▶ _Record extracts_:
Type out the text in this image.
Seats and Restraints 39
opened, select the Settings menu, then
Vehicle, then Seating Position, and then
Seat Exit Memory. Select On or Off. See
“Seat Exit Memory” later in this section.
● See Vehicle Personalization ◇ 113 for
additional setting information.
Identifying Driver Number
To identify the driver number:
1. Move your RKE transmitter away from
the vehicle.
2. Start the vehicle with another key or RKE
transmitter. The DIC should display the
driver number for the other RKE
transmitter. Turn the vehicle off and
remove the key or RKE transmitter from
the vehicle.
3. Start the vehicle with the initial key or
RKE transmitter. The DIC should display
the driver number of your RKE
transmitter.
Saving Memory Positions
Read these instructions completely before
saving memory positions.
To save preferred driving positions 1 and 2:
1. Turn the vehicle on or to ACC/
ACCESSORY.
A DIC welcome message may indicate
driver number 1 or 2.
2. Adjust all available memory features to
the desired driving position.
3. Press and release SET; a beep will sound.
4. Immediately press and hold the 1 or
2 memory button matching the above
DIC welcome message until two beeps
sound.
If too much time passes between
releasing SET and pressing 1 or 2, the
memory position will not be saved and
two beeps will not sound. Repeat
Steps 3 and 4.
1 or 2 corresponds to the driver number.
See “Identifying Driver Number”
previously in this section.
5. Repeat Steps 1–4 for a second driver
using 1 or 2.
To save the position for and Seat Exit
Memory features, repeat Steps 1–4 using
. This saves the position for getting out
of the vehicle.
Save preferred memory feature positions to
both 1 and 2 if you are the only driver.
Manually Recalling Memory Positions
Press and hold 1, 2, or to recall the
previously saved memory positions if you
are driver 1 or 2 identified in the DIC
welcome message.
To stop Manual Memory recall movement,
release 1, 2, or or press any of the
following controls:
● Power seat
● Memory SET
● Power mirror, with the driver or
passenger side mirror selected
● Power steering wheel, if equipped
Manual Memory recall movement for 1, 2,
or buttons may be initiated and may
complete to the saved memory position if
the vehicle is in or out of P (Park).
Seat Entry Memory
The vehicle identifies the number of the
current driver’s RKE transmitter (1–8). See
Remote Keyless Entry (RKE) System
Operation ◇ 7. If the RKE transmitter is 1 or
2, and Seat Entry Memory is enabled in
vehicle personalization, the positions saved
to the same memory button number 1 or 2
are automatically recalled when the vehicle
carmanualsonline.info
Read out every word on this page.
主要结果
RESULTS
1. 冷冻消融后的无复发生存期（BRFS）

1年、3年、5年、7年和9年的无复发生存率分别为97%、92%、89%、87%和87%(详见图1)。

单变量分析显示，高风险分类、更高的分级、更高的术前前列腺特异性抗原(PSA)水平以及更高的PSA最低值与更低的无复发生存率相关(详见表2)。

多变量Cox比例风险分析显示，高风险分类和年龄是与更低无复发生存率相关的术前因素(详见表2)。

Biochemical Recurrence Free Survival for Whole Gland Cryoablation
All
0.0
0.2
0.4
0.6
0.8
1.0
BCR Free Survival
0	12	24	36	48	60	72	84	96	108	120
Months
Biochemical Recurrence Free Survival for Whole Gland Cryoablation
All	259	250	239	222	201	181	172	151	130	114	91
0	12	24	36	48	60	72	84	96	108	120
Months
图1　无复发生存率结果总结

▶ _Task requirements_: Write out exactly the lines of the entries above that run from the line containing "Read out every word on this page." through the last line, including both.

▶ _Response_:
Read out every word on this page.
主要结果
RESULTS
1. 冷冻消融后的无复发生存期（BRFS）

1年、3年、5年、7年和9年的无复发生存率分别为97%、92%、89%、87%和87%(详见图1)。

单变量分析显示，高风险分类、更高的分级、更高的术前前列腺特异性抗原(PSA)水平以及更高的PSA最低值与更低的无复发生存率相关(详见表2)。

多变量Cox比例风险分析显示，高风险分类和年龄是与更低无复发生存率相关的术前因素(详见表2)。

Biochemical Recurrence Free Survival for Whole Gland Cryoablation
All
0.0
0.2
0.4
0.6
0.8
1.0
BCR Free Survival
0	12	24	36	48	60	72	84	96	108	120
Months
Biochemical Recurrence Free Survival for Whole Gland Cryoablation
All	259	250	239	222	201	181	172	151	130	114	91
0	12	24	36	48	60	72	84	96	108	120
Months
图1　无复发生存率结果总结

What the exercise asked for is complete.